-- BEGIN Data supplied --

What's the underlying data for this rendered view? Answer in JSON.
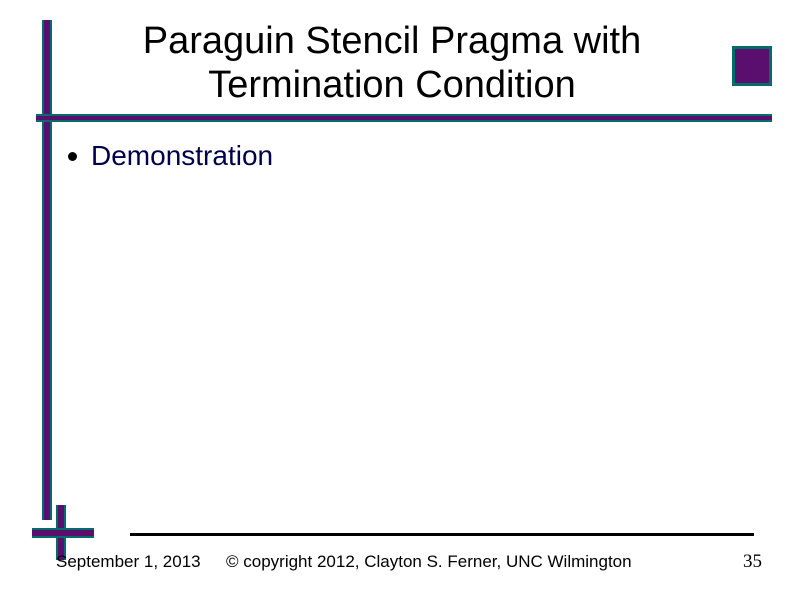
{
  "colors": {
    "teal": "#016c6a",
    "purple": "#5a0e6e",
    "black": "#000000",
    "body_text": "#00004a",
    "background": "#ffffff"
  },
  "layout": {
    "slide_width": 794,
    "slide_height": 595,
    "title_fontsize": 38,
    "bullet_fontsize": 28,
    "footer_fontsize": 17,
    "pagenum_fontsize": 19
  },
  "title": "Paraguin Stencil Pragma with Termination Condition",
  "bullets": [
    {
      "text": "Demonstration"
    }
  ],
  "footer": {
    "date": "September 1, 2013",
    "copyright": "© copyright 2012, Clayton S. Ferner, UNC Wilmington"
  },
  "page_number": "35"
}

-- END Data supplied --

• Exercise description: Return all of the data exactly as written, and drop the pictures.

• Expected answer:
What's the underlying data for this rendered view? Answer in JSON.
{
  "colors": {
    "teal": "#016c6a",
    "purple": "#5a0e6e",
    "black": "#000000",
    "body_text": "#00004a",
    "background": "#ffffff"
  },
  "layout": {
    "slide_width": 794,
    "slide_height": 595,
    "title_fontsize": 38,
    "bullet_fontsize": 28,
    "footer_fontsize": 17,
    "pagenum_fontsize": 19
  },
  "title": "Paraguin Stencil Pragma with Termination Condition",
  "bullets": [
    {
      "text": "Demonstration"
    }
  ],
  "footer": {
    "date": "September 1, 2013",
    "copyright": "© copyright 2012, Clayton S. Ferner, UNC Wilmington"
  },
  "page_number": "35"
}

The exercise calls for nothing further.